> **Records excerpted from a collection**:
▬▬▬▬▬▬▬▬▬▬

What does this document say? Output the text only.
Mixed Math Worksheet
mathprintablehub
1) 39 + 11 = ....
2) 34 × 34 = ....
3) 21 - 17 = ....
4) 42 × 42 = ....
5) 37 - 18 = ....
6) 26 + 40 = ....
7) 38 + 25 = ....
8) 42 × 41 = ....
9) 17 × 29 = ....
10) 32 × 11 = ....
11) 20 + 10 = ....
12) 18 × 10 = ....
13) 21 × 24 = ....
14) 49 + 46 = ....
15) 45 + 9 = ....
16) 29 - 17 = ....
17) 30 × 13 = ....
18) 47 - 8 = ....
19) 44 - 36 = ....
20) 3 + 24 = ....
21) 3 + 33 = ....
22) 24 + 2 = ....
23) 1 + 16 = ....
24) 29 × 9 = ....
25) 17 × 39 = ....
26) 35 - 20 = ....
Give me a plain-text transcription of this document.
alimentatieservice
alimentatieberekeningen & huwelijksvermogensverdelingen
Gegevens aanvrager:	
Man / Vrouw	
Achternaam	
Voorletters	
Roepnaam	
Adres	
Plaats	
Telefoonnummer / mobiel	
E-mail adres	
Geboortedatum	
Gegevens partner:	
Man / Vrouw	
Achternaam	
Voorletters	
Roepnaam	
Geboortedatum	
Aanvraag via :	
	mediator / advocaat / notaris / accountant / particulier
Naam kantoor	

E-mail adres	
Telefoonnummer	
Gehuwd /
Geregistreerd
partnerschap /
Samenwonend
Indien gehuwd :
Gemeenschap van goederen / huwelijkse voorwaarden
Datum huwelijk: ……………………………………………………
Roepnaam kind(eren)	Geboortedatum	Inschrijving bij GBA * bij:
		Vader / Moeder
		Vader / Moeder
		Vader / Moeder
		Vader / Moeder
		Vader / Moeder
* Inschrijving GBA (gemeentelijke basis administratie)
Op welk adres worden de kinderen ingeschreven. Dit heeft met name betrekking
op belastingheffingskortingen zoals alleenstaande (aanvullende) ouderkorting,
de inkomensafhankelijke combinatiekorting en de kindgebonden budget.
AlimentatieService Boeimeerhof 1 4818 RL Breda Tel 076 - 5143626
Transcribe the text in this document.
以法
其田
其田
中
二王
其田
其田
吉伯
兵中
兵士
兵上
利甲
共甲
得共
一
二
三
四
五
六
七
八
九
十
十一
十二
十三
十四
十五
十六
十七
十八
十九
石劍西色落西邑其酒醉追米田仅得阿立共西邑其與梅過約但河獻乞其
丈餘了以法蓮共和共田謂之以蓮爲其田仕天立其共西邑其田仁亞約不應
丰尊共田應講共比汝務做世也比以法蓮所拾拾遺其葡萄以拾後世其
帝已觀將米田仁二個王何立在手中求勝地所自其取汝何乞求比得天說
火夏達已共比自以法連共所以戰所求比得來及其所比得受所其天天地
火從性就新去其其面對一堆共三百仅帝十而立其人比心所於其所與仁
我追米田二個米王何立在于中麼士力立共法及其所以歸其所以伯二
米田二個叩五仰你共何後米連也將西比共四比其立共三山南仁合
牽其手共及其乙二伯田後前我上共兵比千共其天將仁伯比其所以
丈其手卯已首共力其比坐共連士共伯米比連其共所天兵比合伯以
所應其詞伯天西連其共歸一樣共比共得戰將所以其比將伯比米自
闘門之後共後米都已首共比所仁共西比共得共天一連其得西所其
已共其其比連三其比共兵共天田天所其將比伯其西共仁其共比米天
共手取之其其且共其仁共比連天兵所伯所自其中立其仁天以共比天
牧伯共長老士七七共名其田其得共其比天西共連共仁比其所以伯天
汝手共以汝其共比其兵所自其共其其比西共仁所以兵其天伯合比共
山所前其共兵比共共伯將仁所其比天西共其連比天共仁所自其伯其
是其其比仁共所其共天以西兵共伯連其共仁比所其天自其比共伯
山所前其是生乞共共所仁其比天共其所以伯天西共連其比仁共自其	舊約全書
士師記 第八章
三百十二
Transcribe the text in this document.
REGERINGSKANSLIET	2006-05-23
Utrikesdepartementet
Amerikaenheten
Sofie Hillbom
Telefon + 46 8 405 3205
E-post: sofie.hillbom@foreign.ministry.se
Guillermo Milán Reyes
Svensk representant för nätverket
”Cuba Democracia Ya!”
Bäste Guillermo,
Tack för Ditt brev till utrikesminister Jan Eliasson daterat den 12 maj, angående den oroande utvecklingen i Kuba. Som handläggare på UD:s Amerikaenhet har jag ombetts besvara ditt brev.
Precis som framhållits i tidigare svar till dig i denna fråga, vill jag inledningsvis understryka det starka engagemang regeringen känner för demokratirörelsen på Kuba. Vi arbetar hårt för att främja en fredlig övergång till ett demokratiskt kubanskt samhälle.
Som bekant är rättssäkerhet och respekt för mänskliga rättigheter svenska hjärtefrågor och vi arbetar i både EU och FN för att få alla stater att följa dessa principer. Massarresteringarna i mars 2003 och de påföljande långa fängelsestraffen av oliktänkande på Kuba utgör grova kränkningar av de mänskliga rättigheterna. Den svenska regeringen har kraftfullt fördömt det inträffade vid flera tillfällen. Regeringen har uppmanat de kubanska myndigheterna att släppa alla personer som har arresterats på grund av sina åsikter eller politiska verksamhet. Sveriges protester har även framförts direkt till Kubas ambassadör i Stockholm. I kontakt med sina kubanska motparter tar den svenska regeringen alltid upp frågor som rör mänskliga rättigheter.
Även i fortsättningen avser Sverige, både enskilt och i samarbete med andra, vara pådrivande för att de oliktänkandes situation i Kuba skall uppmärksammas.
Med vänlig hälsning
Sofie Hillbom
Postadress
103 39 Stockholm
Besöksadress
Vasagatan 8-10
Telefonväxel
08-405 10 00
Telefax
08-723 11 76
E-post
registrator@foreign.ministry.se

▬▬▬▬▬▬▬▬▬▬

> **Aim**:
Give all of the entries again, word for word.

> **Response to the task**:
What does this document say? Output the text only.
Mixed Math Worksheet
mathprintablehub
1) 39 + 11 = ....
2) 34 × 34 = ....
3) 21 - 17 = ....
4) 42 × 42 = ....
5) 37 - 18 = ....
6) 26 + 40 = ....
7) 38 + 25 = ....
8) 42 × 41 = ....
9) 17 × 29 = ....
10) 32 × 11 = ....
11) 20 + 10 = ....
12) 18 × 10 = ....
13) 21 × 24 = ....
14) 49 + 46 = ....
15) 45 + 9 = ....
16) 29 - 17 = ....
17) 30 × 13 = ....
18) 47 - 8 = ....
19) 44 - 36 = ....
20) 3 + 24 = ....
21) 3 + 33 = ....
22) 24 + 2 = ....
23) 1 + 16 = ....
24) 29 × 9 = ....
25) 17 × 39 = ....
26) 35 - 20 = ....
Give me a plain-text transcription of this document.
alimentatieservice
alimentatieberekeningen & huwelijksvermogensverdelingen
Gegevens aanvrager:	
Man / Vrouw	
Achternaam	
Voorletters	
Roepnaam	
Adres	
Plaats	
Telefoonnummer / mobiel	
E-mail adres	
Geboortedatum	
Gegevens partner:	
Man / Vrouw	
Achternaam	
Voorletters	
Roepnaam	
Geboortedatum	
Aanvraag via :	
	mediator / advocaat / notaris / accountant / particulier
Naam kantoor	

E-mail adres	
Telefoonnummer	
Gehuwd /
Geregistreerd
partnerschap /
Samenwonend
Indien gehuwd :
Gemeenschap van goederen / huwelijkse voorwaarden
Datum huwelijk: ……………………………………………………
Roepnaam kind(eren)	Geboortedatum	Inschrijving bij GBA * bij:
		Vader / Moeder
		Vader / Moeder
		Vader / Moeder
		Vader / Moeder
		Vader / Moeder
* Inschrijving GBA (gemeentelijke basis administratie)
Op welk adres worden de kinderen ingeschreven. Dit heeft met name betrekking
op belastingheffingskortingen zoals alleenstaande (aanvullende) ouderkorting,
de inkomensafhankelijke combinatiekorting en de kindgebonden budget.
AlimentatieService Boeimeerhof 1 4818 RL Breda Tel 076 - 5143626
Transcribe the text in this document.
以法
其田
其田
中
二王
其田
其田
吉伯
兵中
兵士
兵上
利甲
共甲
得共
一
二
三
四
五
六
七
八
九
十
十一
十二
十三
十四
十五
十六
十七
十八
十九
石劍西色落西邑其酒醉追米田仅得阿立共西邑其與梅過約但河獻乞其
丈餘了以法蓮共和共田謂之以蓮爲其田仕天立其共西邑其田仁亞約不應
丰尊共田應講共比汝務做世也比以法蓮所拾拾遺其葡萄以拾後世其
帝已觀將米田仁二個王何立在手中求勝地所自其取汝何乞求比得天說
火夏達已共比自以法連共所以戰所求比得來及其所比得受所其天天地
火從性就新去其其面對一堆共三百仅帝十而立其人比心所於其所與仁
我追米田二個米王何立在于中麼士力立共法及其所以歸其所以伯二
米田二個叩五仰你共何後米連也將西比共四比其立共三山南仁合
牽其手共及其乙二伯田後前我上共兵比千共其天將仁伯比其所以
丈其手卯已首共力其比坐共連士共伯米比連其共所天兵比合伯以
所應其詞伯天西連其共歸一樣共比共得戰將所以其比將伯比米自
闘門之後共後米都已首共比所仁共西比共得共天一連其得西所其
已共其其比連三其比共兵共天田天所其將比伯其西共仁其共比米天
共手取之其其且共其仁共比連天兵所伯所自其中立其仁天以共比天
牧伯共長老士七七共名其田其得共其比天西共連共仁比其所以伯天
汝手共以汝其共比其兵所自其共其其比西共仁所以兵其天伯合比共
山所前其共兵比共共伯將仁所其比天西共其連比天共仁所自其伯其
是其其比仁共所其共天以西兵共伯連其共仁比所其天自其比共伯
山所前其是生乞共共所仁其比天共其所以伯天西共連其比仁共自其	舊約全書
士師記 第八章
三百十二
Transcribe the text in this document.
REGERINGSKANSLIET	2006-05-23
Utrikesdepartementet
Amerikaenheten
Sofie Hillbom
Telefon + 46 8 405 3205
E-post: sofie.hillbom@foreign.ministry.se
Guillermo Milán Reyes
Svensk representant för nätverket
”Cuba Democracia Ya!”
Bäste Guillermo,
Tack för Ditt brev till utrikesminister Jan Eliasson daterat den 12 maj, angående den oroande utvecklingen i Kuba. Som handläggare på UD:s Amerikaenhet har jag ombetts besvara ditt brev.
Precis som framhållits i tidigare svar till dig i denna fråga, vill jag inledningsvis understryka det starka engagemang regeringen känner för demokratirörelsen på Kuba. Vi arbetar hårt för att främja en fredlig övergång till ett demokratiskt kubanskt samhälle.
Som bekant är rättssäkerhet och respekt för mänskliga rättigheter svenska hjärtefrågor och vi arbetar i både EU och FN för att få alla stater att följa dessa principer. Massarresteringarna i mars 2003 och de påföljande långa fängelsestraffen av oliktänkande på Kuba utgör grova kränkningar av de mänskliga rättigheterna. Den svenska regeringen har kraftfullt fördömt det inträffade vid flera tillfällen. Regeringen har uppmanat de kubanska myndigheterna att släppa alla personer som har arresterats på grund av sina åsikter eller politiska verksamhet. Sveriges protester har även framförts direkt till Kubas ambassadör i Stockholm. I kontakt med sina kubanska motparter tar den svenska regeringen alltid upp frågor som rör mänskliga rättigheter.
Även i fortsättningen avser Sverige, både enskilt och i samarbete med andra, vara pådrivande för att de oliktänkandes situation i Kuba skall uppmärksammas.
Med vänlig hälsning
Sofie Hillbom
Postadress
103 39 Stockholm
Besöksadress
Vasagatan 8-10
Telefonväxel
08-405 10 00
Telefax
08-723 11 76
E-post
registrator@foreign.ministry.se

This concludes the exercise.